Find each line containing the string "Nicolas". Copy it.

----- Provided records

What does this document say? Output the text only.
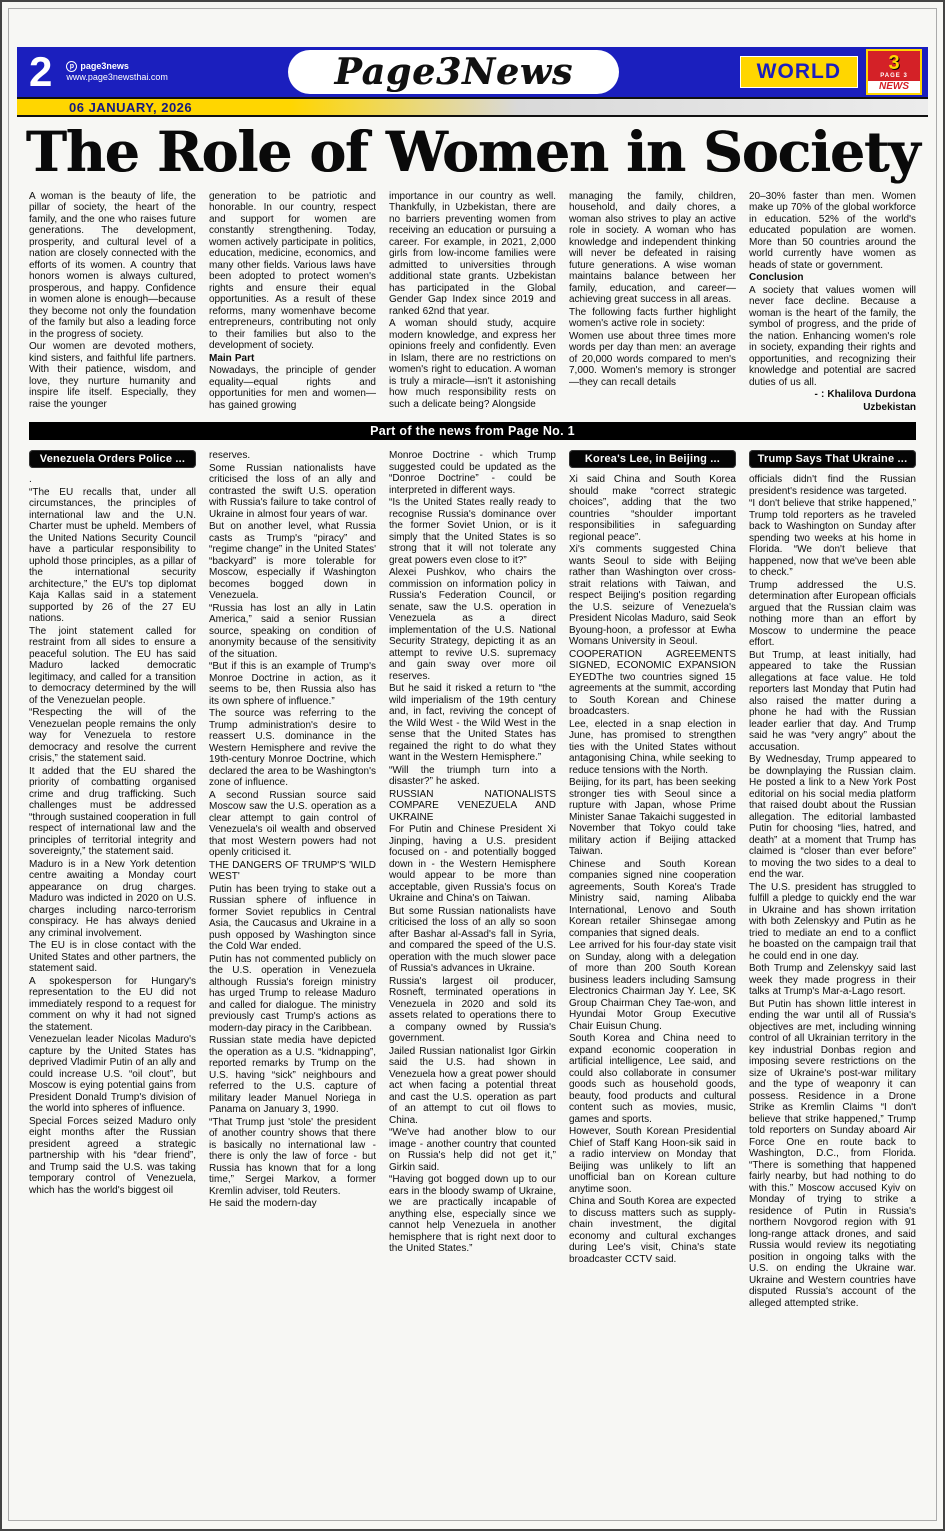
2	p page3news
www.page3newsthai.com	Page3News	WORLD	3
PAGE 3
NEWS
06 JANUARY, 2026
The Role of Women in Society

A woman is the beauty of life, the pillar of society, the heart of the family, and the one who raises future generations. The development, prosperity, and cultural level of a nation are closely connected with the efforts of its women. A country that honors women is always cultured, prosperous, and happy. Confidence in women alone is enough—because they become not only the foundation of the family but also a leading force in the progress of society.

Our women are devoted mothers, kind sisters, and faithful life partners. With their patience, wisdom, and love, they nurture humanity and inspire life itself. Especially, they raise the younger

generation to be patriotic and honorable. In our country, respect and support for women are constantly strengthening. Today, women actively participate in politics, education, medicine, economics, and many other fields. Various laws have been adopted to protect women's rights and ensure their equal opportunities. As a result of these reforms, many womenhave become entrepreneurs, contributing not only to their families but also to the development of society.

Main Part

Nowadays, the principle of gender equality—equal rights and opportunities for men and women—has gained growing

importance in our country as well. Thankfully, in Uzbekistan, there are no barriers preventing women from receiving an education or pursuing a career. For example, in 2021, 2,000 girls from low-income families were admitted to universities through additional state grants. Uzbekistan has participated in the Global Gender Gap Index since 2019 and ranked 62nd that year.

A woman should study, acquire modern knowledge, and express her opinions freely and confidently. Even in Islam, there are no restrictions on women's right to education. A woman is truly a miracle—isn't it astonishing how much responsibility rests on such a delicate being? Alongside

managing the family, children, household, and daily chores, a woman also strives to play an active role in society. A woman who has knowledge and independent thinking will never be defeated in raising future generations. A wise woman maintains balance between her family, education, and career—achieving great success in all areas.

The following facts further highlight women's active role in society:

Women use about three times more words per day than men: an average of 20,000 words compared to men's 7,000. Women's memory is stronger—they can recall details

20–30% faster than men. Women make up 70% of the global workforce in education. 52% of the world's educated population are women. More than 50 countries around the world currently have women as heads of state or government.

Conclusion

A society that values women will never face decline. Because a woman is the heart of the family, the symbol of progress, and the pride of the nation. Enhancing women's role in society, expanding their rights and opportunities, and recognizing their knowledge and potential are sacred duties of us all.

- : Khalilova Durdona

Uzbekistan

Part of the news from Page No. 1
Venezuela Orders Police ...

.

“The EU recalls that, under all circumstances, the principles of international law and the U.N. Charter must be upheld. Members of the United Nations Security Council have a particular responsibility to uphold those principles, as a pillar of the international security architecture,” the EU's top diplomat Kaja Kallas said in a statement supported by 26 of the 27 EU nations.

The joint statement called for restraint from all sides to ensure a peaceful solution. The EU has said Maduro lacked democratic legitimacy, and called for a transition to democracy determined by the will of the Venezuelan people.

“Respecting the will of the Venezuelan people remains the only way for Venezuela to restore democracy and resolve the current crisis,” the statement said.

It added that the EU shared the priority of combatting organised crime and drug trafficking. Such challenges must be addressed “through sustained cooperation in full respect of international law and the principles of territorial integrity and sovereignty,” the statement said.

Maduro is in a New York detention centre awaiting a Monday court appearance on drug charges. Maduro was indicted in 2020 on U.S. charges including narco-terrorism conspiracy. He has always denied any criminal involvement.

The EU is in close contact with the United States and other partners, the statement said.

A spokesperson for Hungary's representation to the EU did not immediately respond to a request for comment on why it had not signed the statement.

Venezuelan leader Nicolas Maduro's capture by the United States has deprived Vladimir Putin of an ally and could increase U.S. “oil clout”, but Moscow is eying potential gains from President Donald Trump's division of the world into spheres of influence.

Special Forces seized Maduro only eight months after the Russian president agreed a strategic partnership with his “dear friend”, and Trump said the U.S. was taking temporary control of Venezuela, which has the world's biggest oil

reserves.

Some Russian nationalists have criticised the loss of an ally and contrasted the swift U.S. operation with Russia's failure to take control of Ukraine in almost four years of war.

But on another level, what Russia casts as Trump's “piracy” and “regime change” in the United States' “backyard” is more tolerable for Moscow, especially if Washington becomes bogged down in Venezuela.

“Russia has lost an ally in Latin America,” said a senior Russian source, speaking on condition of anonymity because of the sensitivity of the situation.

“But if this is an example of Trump's Monroe Doctrine in action, as it seems to be, then Russia also has its own sphere of influence.”

The source was referring to the Trump administration's desire to reassert U.S. dominance in the Western Hemisphere and revive the 19th-century Monroe Doctrine, which declared the area to be Washington's zone of influence.

A second Russian source said Moscow saw the U.S. operation as a clear attempt to gain control of Venezuela's oil wealth and observed that most Western powers had not openly criticised it.

THE DANGERS OF TRUMP'S 'WILD WEST'

Putin has been trying to stake out a Russian sphere of influence in former Soviet republics in Central Asia, the Caucasus and Ukraine in a push opposed by Washington since the Cold War ended.

Putin has not commented publicly on the U.S. operation in Venezuela although Russia's foreign ministry has urged Trump to release Maduro and called for dialogue. The ministry previously cast Trump's actions as modern-day piracy in the Caribbean.

Russian state media have depicted the operation as a U.S. “kidnapping”, reported remarks by Trump on the U.S. having “sick” neighbours and referred to the U.S. capture of military leader Manuel Noriega in Panama on January 3, 1990.

“That Trump just 'stole' the president of another country shows that there is basically no international law - there is only the law of force - but Russia has known that for a long time,” Sergei Markov, a former Kremlin adviser, told Reuters.

He said the modern-day

Monroe Doctrine - which Trump suggested could be updated as the “Donroe Doctrine” - could be interpreted in different ways.

“Is the United States really ready to recognise Russia's dominance over the former Soviet Union, or is it simply that the United States is so strong that it will not tolerate any great powers even close to it?”

Alexei Pushkov, who chairs the commission on information policy in Russia's Federation Council, or senate, saw the U.S. operation in Venezuela as a direct implementation of the U.S. National Security Strategy, depicting it as an attempt to revive U.S. supremacy and gain sway over more oil reserves.

But he said it risked a return to “the wild imperialism of the 19th century and, in fact, reviving the concept of the Wild West - the Wild West in the sense that the United States has regained the right to do what they want in the Western Hemisphere.”

“Will the triumph turn into a disaster?” he asked.

RUSSIAN NATIONALISTS COMPARE VENEZUELA AND UKRAINE

For Putin and Chinese President Xi Jinping, having a U.S. president focused on - and potentially bogged down in - the Western Hemisphere would appear to be more than acceptable, given Russia's focus on Ukraine and China's on Taiwan.

But some Russian nationalists have criticised the loss of an ally so soon after Bashar al-Assad's fall in Syria, and compared the speed of the U.S. operation with the much slower pace of Russia's advances in Ukraine.

Russia's largest oil producer, Rosneft, terminated operations in Venezuela in 2020 and sold its assets related to operations there to a company owned by Russia's government.

Jailed Russian nationalist Igor Girkin said the U.S. had shown in Venezuela how a great power should act when facing a potential threat and cast the U.S. operation as part of an attempt to cut oil flows to China.

“We've had another blow to our image - another country that counted on Russia's help did not get it,” Girkin said.

“Having got bogged down up to our ears in the bloody swamp of Ukraine, we are practically incapable of anything else, especially since we cannot help Venezuela in another hemisphere that is right next door to the United States.”

Korea's Lee, in Beijing ...

Xi said China and South Korea should make “correct strategic choices”, adding that the two countries “shoulder important responsibilities in safeguarding regional peace”.

Xi's comments suggested China wants Seoul to side with Beijing rather than Washington over cross-strait relations with Taiwan, and respect Beijing's position regarding the U.S. seizure of Venezuela's President Nicolas Maduro, said Seok Byoung-hoon, a professor at Ewha Womans University in Seoul.

COOPERATION AGREEMENTS SIGNED, ECONOMIC EXPANSION EYEDThe two countries signed 15 agreements at the summit, according to South Korean and Chinese broadcasters.

Lee, elected in a snap election in June, has promised to strengthen ties with the United States without antagonising China, while seeking to reduce tensions with the North.

Beijing, for its part, has been seeking stronger ties with Seoul since a rupture with Japan, whose Prime Minister Sanae Takaichi suggested in November that Tokyo could take military action if Beijing attacked Taiwan.

Chinese and South Korean companies signed nine cooperation agreements, South Korea's Trade Ministry said, naming Alibaba International, Lenovo and South Korean retailer Shinsegae among companies that signed deals.

Lee arrived for his four-day state visit on Sunday, along with a delegation of more than 200 South Korean business leaders including Samsung Electronics Chairman Jay Y. Lee, SK Group Chairman Chey Tae-won, and Hyundai Motor Group Executive Chair Euisun Chung.

South Korea and China need to expand economic cooperation in artificial intelligence, Lee said, and could also collaborate in consumer goods such as household goods, beauty, food products and cultural content such as movies, music, games and sports.

However, South Korean Presidential Chief of Staff Kang Hoon-sik said in a radio interview on Monday that Beijing was unlikely to lift an unofficial ban on Korean culture anytime soon.

China and South Korea are expected to discuss matters such as supply-chain investment, the digital economy and cultural exchanges during Lee's visit, China's state broadcaster CCTV said.

Trump Says That Ukraine ...

officials didn't find the Russian president's residence was targeted.

“I don't believe that strike happened,” Trump told reporters as he traveled back to Washington on Sunday after spending two weeks at his home in Florida. “We don't believe that happened, now that we've been able to check.”

Trump addressed the U.S. determination after European officials argued that the Russian claim was nothing more than an effort by Moscow to undermine the peace effort.

But Trump, at least initially, had appeared to take the Russian allegations at face value. He told reporters last Monday that Putin had also raised the matter during a phone he had with the Russian leader earlier that day. And Trump said he was “very angry” about the accusation.

By Wednesday, Trump appeared to be downplaying the Russian claim. He posted a link to a New York Post editorial on his social media platform that raised doubt about the Russian allegation. The editorial lambasted Putin for choosing “lies, hatred, and death” at a moment that Trump has claimed is “closer than ever before” to moving the two sides to a deal to end the war.

The U.S. president has struggled to fulfill a pledge to quickly end the war in Ukraine and has shown irritation with both Zelenskyy and Putin as he tried to mediate an end to a conflict he boasted on the campaign trail that he could end in one day.

Both Trump and Zelenskyy said last week they made progress in their talks at Trump's Mar-a-Lago resort.

But Putin has shown little interest in ending the war until all of Russia's objectives are met, including winning control of all Ukrainian territory in the key industrial Donbas region and imposing severe restrictions on the size of Ukraine's post-war military and the type of weaponry it can possess. Residence in a Drone Strike as Kremlin Claims “I don't believe that strike happened,” Trump told reporters on Sunday aboard Air Force One en route back to Washington, D.C., from Florida. “There is something that happened fairly nearby, but had nothing to do with this.” Moscow accused Kyiv on Monday of trying to strike a residence of Putin in Russia's northern Novgorod region with 91 long-range attack drones, and said Russia would review its negotiating position in ongoing talks with the U.S. on ending the Ukraine war. Ukraine and Western countries have disputed Russia's account of the alleged attempted strike.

----------

- [Response for this exercise]:
Venezuelan leader Nicolas Maduro's capture by the United States has deprived Vladimir Putin of an ally and could increase U.S. “oil clout”, but Moscow is eying potential gains from President Donald Trump's division of the world into spheres of influence.
Xi's comments suggested China wants Seoul to side with Beijing rather than Washington over cross-strait relations with Taiwan, and respect Beijing's position regarding the U.S. seizure of Venezuela's President Nicolas Maduro, said Seok Byoung-hoon, a professor at Ewha Womans University in Seoul.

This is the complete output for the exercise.